Collected data entries
----
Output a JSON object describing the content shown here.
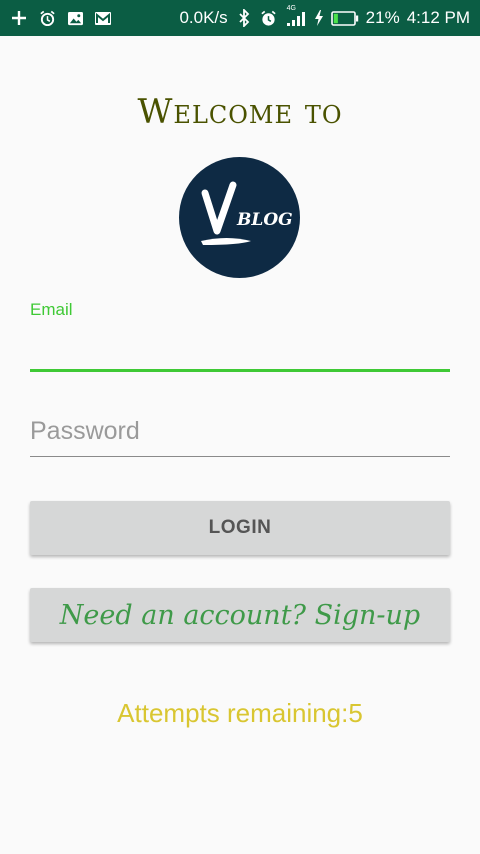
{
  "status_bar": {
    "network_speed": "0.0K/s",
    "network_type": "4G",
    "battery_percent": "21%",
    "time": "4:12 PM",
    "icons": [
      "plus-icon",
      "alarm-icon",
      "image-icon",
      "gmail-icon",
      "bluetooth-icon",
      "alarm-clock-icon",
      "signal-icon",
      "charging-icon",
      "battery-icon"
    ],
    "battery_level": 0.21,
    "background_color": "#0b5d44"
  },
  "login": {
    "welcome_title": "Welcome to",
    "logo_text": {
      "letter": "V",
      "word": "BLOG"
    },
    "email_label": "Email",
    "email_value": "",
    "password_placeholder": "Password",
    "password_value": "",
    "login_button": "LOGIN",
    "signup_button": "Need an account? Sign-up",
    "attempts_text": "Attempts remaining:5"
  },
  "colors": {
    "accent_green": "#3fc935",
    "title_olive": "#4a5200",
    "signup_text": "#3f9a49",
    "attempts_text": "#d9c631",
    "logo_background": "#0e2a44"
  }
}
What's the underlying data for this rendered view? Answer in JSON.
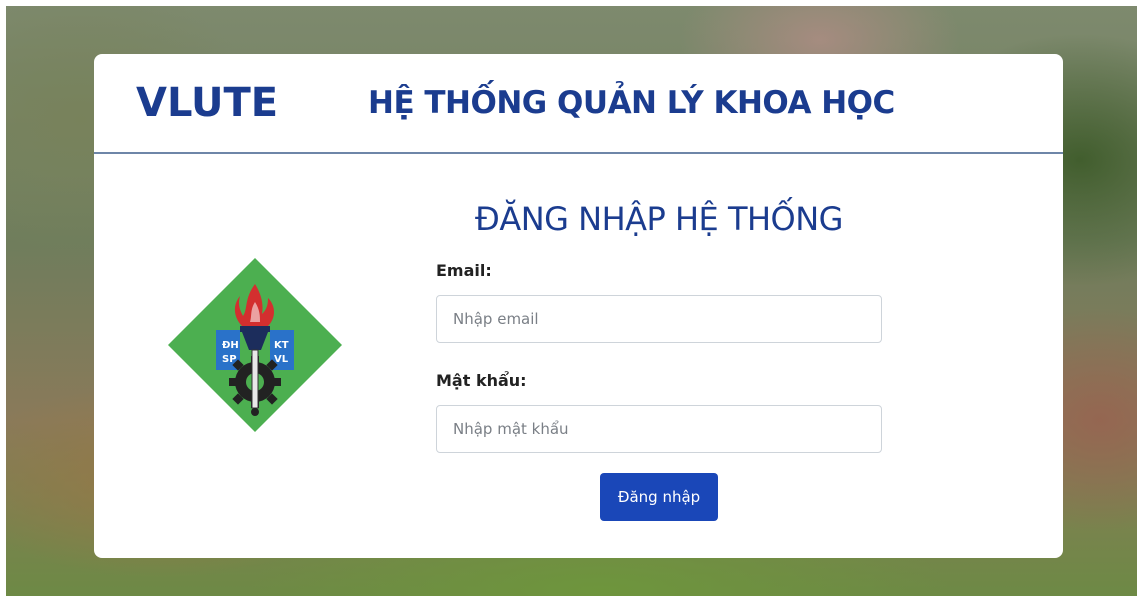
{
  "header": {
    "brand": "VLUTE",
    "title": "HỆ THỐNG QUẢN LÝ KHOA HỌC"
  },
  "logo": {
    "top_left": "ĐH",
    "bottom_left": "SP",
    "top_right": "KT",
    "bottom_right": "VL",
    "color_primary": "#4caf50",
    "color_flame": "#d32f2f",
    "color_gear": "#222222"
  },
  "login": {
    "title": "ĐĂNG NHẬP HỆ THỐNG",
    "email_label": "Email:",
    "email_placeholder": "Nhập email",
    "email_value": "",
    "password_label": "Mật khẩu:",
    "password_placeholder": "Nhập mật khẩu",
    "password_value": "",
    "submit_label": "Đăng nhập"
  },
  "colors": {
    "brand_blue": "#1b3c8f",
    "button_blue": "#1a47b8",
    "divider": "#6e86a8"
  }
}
----
Exclude every picture and copy the remaining data exactly.

[Response to the task]
Output a JSON object describing the content shown here.
{
  "status_bar": {
    "network_speed": "0.0K/s",
    "network_type": "4G",
    "battery_percent": "21%",
    "time": "4:12 PM",
    "icons": [
      "plus-icon",
      "alarm-icon",
      "image-icon",
      "gmail-icon",
      "bluetooth-icon",
      "alarm-clock-icon",
      "signal-icon",
      "charging-icon",
      "battery-icon"
    ],
    "battery_level": 0.21,
    "background_color": "#0b5d44"
  },
  "login": {
    "welcome_title": "Welcome to",
    "logo_text": {
      "letter": "V",
      "word": "BLOG"
    },
    "email_label": "Email",
    "email_value": "",
    "password_placeholder": "Password",
    "password_value": "",
    "login_button": "LOGIN",
    "signup_button": "Need an account? Sign-up",
    "attempts_text": "Attempts remaining:5"
  },
  "colors": {
    "accent_green": "#3fc935",
    "title_olive": "#4a5200",
    "signup_text": "#3f9a49",
    "attempts_text": "#d9c631",
    "logo_background": "#0e2a44"
  }
}
What's the underlying data for this rendered view? Answer in JSON.
{
  "header": {
    "brand": "VLUTE",
    "title": "HỆ THỐNG QUẢN LÝ KHOA HỌC"
  },
  "logo": {
    "top_left": "ĐH",
    "bottom_left": "SP",
    "top_right": "KT",
    "bottom_right": "VL",
    "color_primary": "#4caf50",
    "color_flame": "#d32f2f",
    "color_gear": "#222222"
  },
  "login": {
    "title": "ĐĂNG NHẬP HỆ THỐNG",
    "email_label": "Email:",
    "email_placeholder": "Nhập email",
    "email_value": "",
    "password_label": "Mật khẩu:",
    "password_placeholder": "Nhập mật khẩu",
    "password_value": "",
    "submit_label": "Đăng nhập"
  },
  "colors": {
    "brand_blue": "#1b3c8f",
    "button_blue": "#1a47b8",
    "divider": "#6e86a8"
  }
}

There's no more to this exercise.